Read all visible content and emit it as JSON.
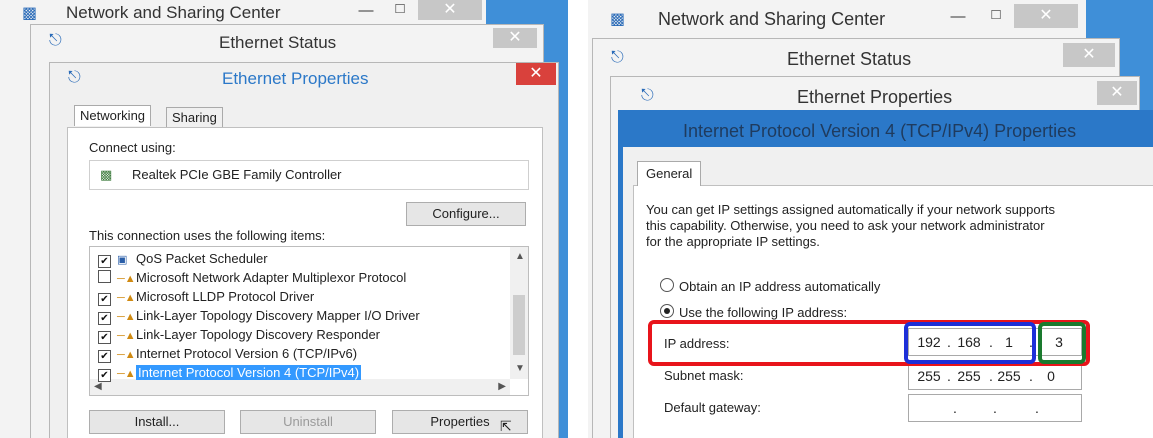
{
  "left": {
    "win_back": {
      "title": "Network and Sharing Center"
    },
    "win_mid": {
      "title": "Ethernet Status"
    },
    "win_front": {
      "title": "Ethernet Properties",
      "tabs": [
        "Networking",
        "Sharing"
      ],
      "connect_using_label": "Connect using:",
      "adapter_name": "Realtek PCIe GBE Family Controller",
      "configure_label": "Configure...",
      "items_label": "This connection uses the following items:",
      "items": [
        {
          "label": "QoS Packet Scheduler",
          "checked": true,
          "selected": false
        },
        {
          "label": "Microsoft Network Adapter Multiplexor Protocol",
          "checked": false,
          "selected": false
        },
        {
          "label": "Microsoft LLDP Protocol Driver",
          "checked": true,
          "selected": false
        },
        {
          "label": "Link-Layer Topology Discovery Mapper I/O Driver",
          "checked": true,
          "selected": false
        },
        {
          "label": "Link-Layer Topology Discovery Responder",
          "checked": true,
          "selected": false
        },
        {
          "label": "Internet Protocol Version 6 (TCP/IPv6)",
          "checked": true,
          "selected": false
        },
        {
          "label": "Internet Protocol Version 4 (TCP/IPv4)",
          "checked": true,
          "selected": true
        }
      ],
      "buttons": {
        "install": "Install...",
        "uninstall": "Uninstall",
        "properties": "Properties"
      }
    }
  },
  "right": {
    "win_back": {
      "title": "Network and Sharing Center"
    },
    "win_mid": {
      "title": "Ethernet Status"
    },
    "win_mid2": {
      "title": "Ethernet Properties"
    },
    "win_front": {
      "title": "Internet Protocol Version 4 (TCP/IPv4) Properties",
      "tab": "General",
      "description_lines": [
        "You can get IP settings assigned automatically if your network supports",
        "this capability. Otherwise, you need to ask your network administrator",
        "for the appropriate IP settings."
      ],
      "radio_auto": "Obtain an IP address automatically",
      "radio_manual": "Use the following IP address:",
      "ip_label": "IP address:",
      "ip_value": [
        "192",
        "168",
        "1",
        "3"
      ],
      "subnet_label": "Subnet mask:",
      "subnet_value": [
        "255",
        "255",
        "255",
        "0"
      ],
      "gateway_label": "Default gateway:",
      "gateway_value": [
        "",
        "",
        "",
        ""
      ]
    },
    "highlight_colors": {
      "outer": "#e8141b",
      "network_part": "#1d2fd8",
      "host_part": "#1a7a2e"
    }
  },
  "colors": {
    "close_active": "#d9413c",
    "selection": "#3399ff",
    "title_front": "#2b78c8"
  }
}
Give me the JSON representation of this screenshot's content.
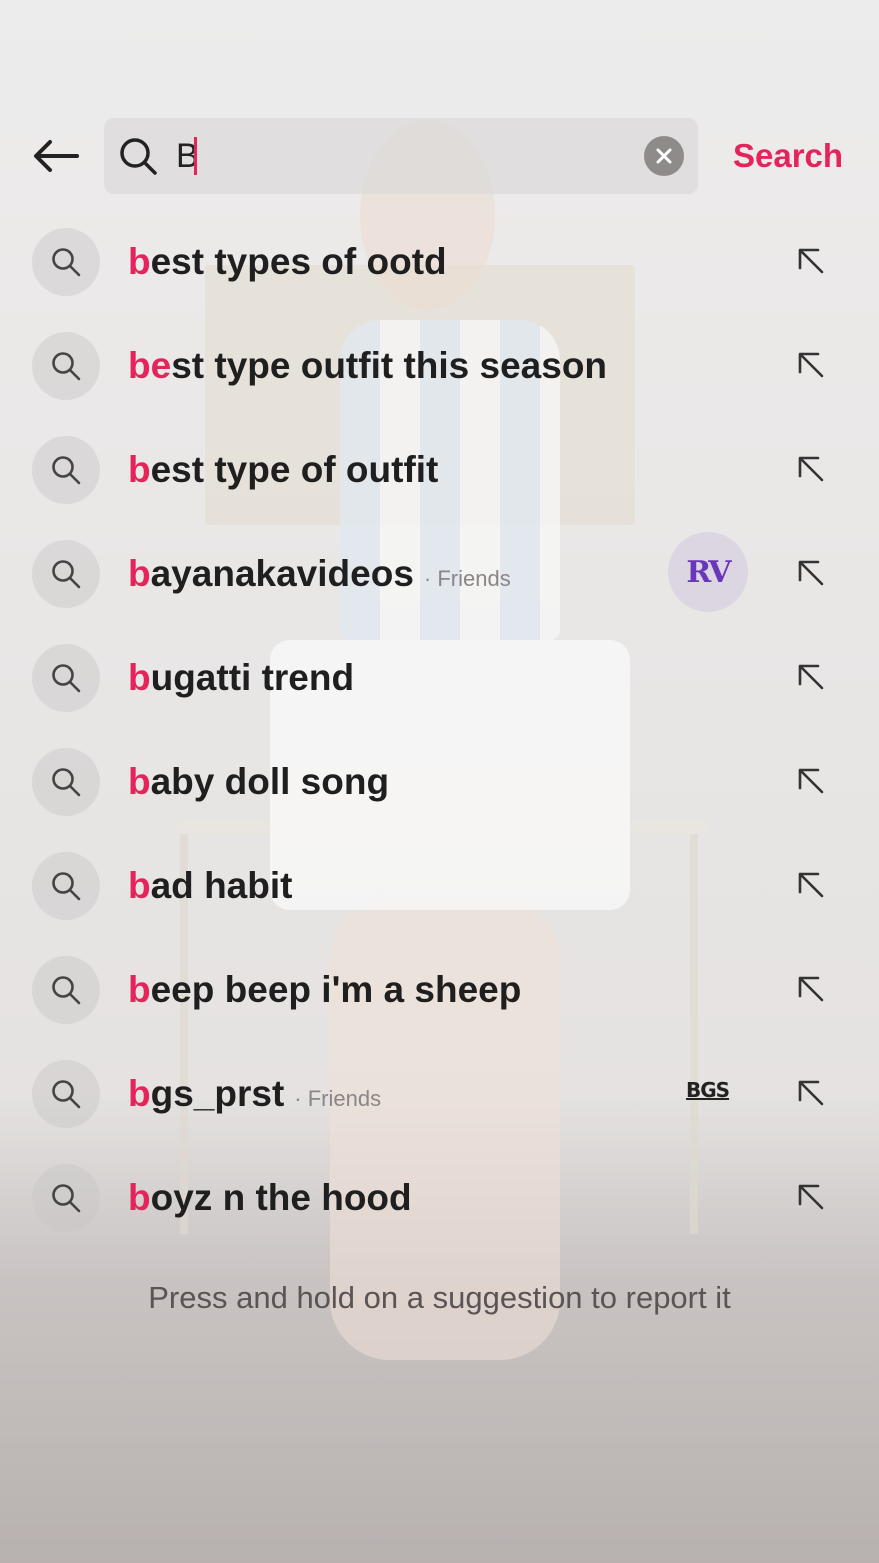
{
  "search": {
    "value": "B",
    "submit_label": "Search"
  },
  "suggestions": [
    {
      "prefix": "b",
      "rest": "est types of ootd",
      "tag": "",
      "avatar": ""
    },
    {
      "prefix": "be",
      "rest": "st type outfit this season",
      "tag": "",
      "avatar": ""
    },
    {
      "prefix": "b",
      "rest": "est type of outfit",
      "tag": "",
      "avatar": ""
    },
    {
      "prefix": "b",
      "rest": "ayanakavideos",
      "tag": "· Friends",
      "avatar": "RV"
    },
    {
      "prefix": "b",
      "rest": "ugatti trend",
      "tag": "",
      "avatar": ""
    },
    {
      "prefix": "b",
      "rest": "aby doll song",
      "tag": "",
      "avatar": ""
    },
    {
      "prefix": "b",
      "rest": "ad habit",
      "tag": "",
      "avatar": ""
    },
    {
      "prefix": "b",
      "rest": "eep beep i'm a sheep",
      "tag": "",
      "avatar": ""
    },
    {
      "prefix": "b",
      "rest": "gs_prst",
      "tag": "· Friends",
      "avatar": "BGS"
    },
    {
      "prefix": "b",
      "rest": "oyz n the hood",
      "tag": "",
      "avatar": ""
    }
  ],
  "footer_note": "Press and hold on a suggestion to report it",
  "colors": {
    "accent": "#e4245a",
    "text": "#1f1f1f",
    "muted": "#8a8686"
  },
  "icons": {
    "back": "arrow-left-icon",
    "search": "magnifier-icon",
    "clear": "x-circle-icon",
    "fill": "arrow-up-left-icon"
  }
}
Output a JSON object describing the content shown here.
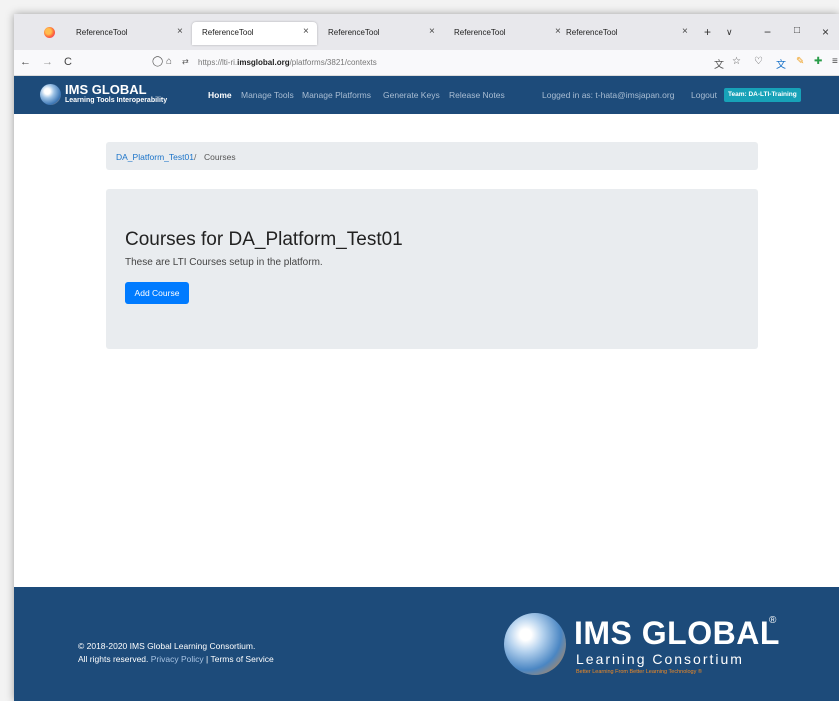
{
  "browser": {
    "tabs": [
      {
        "title": "ReferenceTool",
        "close": "×"
      },
      {
        "title": "ReferenceTool",
        "close": "×"
      },
      {
        "title": "ReferenceTool",
        "close": "×"
      },
      {
        "title": "ReferenceTool",
        "close": "×"
      },
      {
        "title": "ReferenceTool",
        "close": "×"
      }
    ],
    "new_tab": "+",
    "tab_list": "∨",
    "minimize": "−",
    "maximize": "□",
    "close": "×",
    "back": "←",
    "forward": "→",
    "reload": "C",
    "url_prefix": "https://lti-ri.",
    "url_domain": "imsglobal.org",
    "url_path": "/platforms/3821/contexts"
  },
  "header": {
    "brand_title": "IMS GLOBAL",
    "brand_subtitle": "Learning Tools Interoperability",
    "nav": [
      "Home",
      "Manage Tools",
      "Manage Platforms",
      "Generate Keys",
      "Release Notes"
    ],
    "logged_in": "Logged in as: t-hata@imsjapan.org",
    "logout": "Logout",
    "team": "Team: DA-LTI-Training"
  },
  "breadcrumb": {
    "platform": "DA_Platform_Test01",
    "separator": "/",
    "current": "Courses"
  },
  "main": {
    "title": "Courses for DA_Platform_Test01",
    "subtitle": "These are LTI Courses setup in the platform.",
    "add_button": "Add Course"
  },
  "footer": {
    "copyright": "© 2018-2020 IMS Global Learning Consortium.",
    "rights": "All rights reserved.",
    "privacy": "Privacy Policy",
    "separator": "|",
    "terms": "Terms of Service",
    "logo_title": "IMS GLOBAL",
    "logo_reg": "®",
    "logo_consortium": "Learning Consortium",
    "logo_tagline": "Better Learning From Better Learning Technology ®"
  }
}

=-=-=

Using the data above, say how many lines include "Properties". No other reply is needed.

4